[START Dataset extract]

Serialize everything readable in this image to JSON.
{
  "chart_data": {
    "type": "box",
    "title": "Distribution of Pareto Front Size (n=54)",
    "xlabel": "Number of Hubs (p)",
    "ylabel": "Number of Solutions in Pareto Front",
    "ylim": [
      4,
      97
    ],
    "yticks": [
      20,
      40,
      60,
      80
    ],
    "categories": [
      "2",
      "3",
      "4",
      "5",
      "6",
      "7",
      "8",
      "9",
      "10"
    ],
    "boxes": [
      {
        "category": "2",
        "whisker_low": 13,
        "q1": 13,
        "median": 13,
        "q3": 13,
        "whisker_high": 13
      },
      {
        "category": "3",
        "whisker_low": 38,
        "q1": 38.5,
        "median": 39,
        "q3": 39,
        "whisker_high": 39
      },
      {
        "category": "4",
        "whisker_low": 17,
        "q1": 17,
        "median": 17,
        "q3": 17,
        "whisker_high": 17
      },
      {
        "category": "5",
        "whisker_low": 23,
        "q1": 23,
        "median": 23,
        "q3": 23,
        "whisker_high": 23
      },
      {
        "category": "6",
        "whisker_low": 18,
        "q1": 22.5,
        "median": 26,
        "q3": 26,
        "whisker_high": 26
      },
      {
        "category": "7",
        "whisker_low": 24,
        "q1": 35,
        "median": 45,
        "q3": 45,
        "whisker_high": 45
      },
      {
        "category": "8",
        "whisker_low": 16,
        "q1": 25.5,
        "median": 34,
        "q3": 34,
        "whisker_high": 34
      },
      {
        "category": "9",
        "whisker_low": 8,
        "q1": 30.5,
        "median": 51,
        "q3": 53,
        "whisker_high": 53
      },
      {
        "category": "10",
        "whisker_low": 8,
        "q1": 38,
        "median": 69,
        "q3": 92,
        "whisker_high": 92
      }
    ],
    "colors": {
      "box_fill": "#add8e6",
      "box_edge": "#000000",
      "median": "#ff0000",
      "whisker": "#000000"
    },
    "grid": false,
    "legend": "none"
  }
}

[END Dataset extract]

*Aim of the task:*
From the preceding material, extract every line exactly.

*Response:*
Serialize everything readable in this image to JSON.
{
  "chart_data": {
    "type": "box",
    "title": "Distribution of Pareto Front Size (n=54)",
    "xlabel": "Number of Hubs (p)",
    "ylabel": "Number of Solutions in Pareto Front",
    "ylim": [
      4,
      97
    ],
    "yticks": [
      20,
      40,
      60,
      80
    ],
    "categories": [
      "2",
      "3",
      "4",
      "5",
      "6",
      "7",
      "8",
      "9",
      "10"
    ],
    "boxes": [
      {
        "category": "2",
        "whisker_low": 13,
        "q1": 13,
        "median": 13,
        "q3": 13,
        "whisker_high": 13
      },
      {
        "category": "3",
        "whisker_low": 38,
        "q1": 38.5,
        "median": 39,
        "q3": 39,
        "whisker_high": 39
      },
      {
        "category": "4",
        "whisker_low": 17,
        "q1": 17,
        "median": 17,
        "q3": 17,
        "whisker_high": 17
      },
      {
        "category": "5",
        "whisker_low": 23,
        "q1": 23,
        "median": 23,
        "q3": 23,
        "whisker_high": 23
      },
      {
        "category": "6",
        "whisker_low": 18,
        "q1": 22.5,
        "median": 26,
        "q3": 26,
        "whisker_high": 26
      },
      {
        "category": "7",
        "whisker_low": 24,
        "q1": 35,
        "median": 45,
        "q3": 45,
        "whisker_high": 45
      },
      {
        "category": "8",
        "whisker_low": 16,
        "q1": 25.5,
        "median": 34,
        "q3": 34,
        "whisker_high": 34
      },
      {
        "category": "9",
        "whisker_low": 8,
        "q1": 30.5,
        "median": 51,
        "q3": 53,
        "whisker_high": 53
      },
      {
        "category": "10",
        "whisker_low": 8,
        "q1": 38,
        "median": 69,
        "q3": 92,
        "whisker_high": 92
      }
    ],
    "colors": {
      "box_fill": "#add8e6",
      "box_edge": "#000000",
      "median": "#ff0000",
      "whisker": "#000000"
    },
    "grid": false,
    "legend": "none"
  }
}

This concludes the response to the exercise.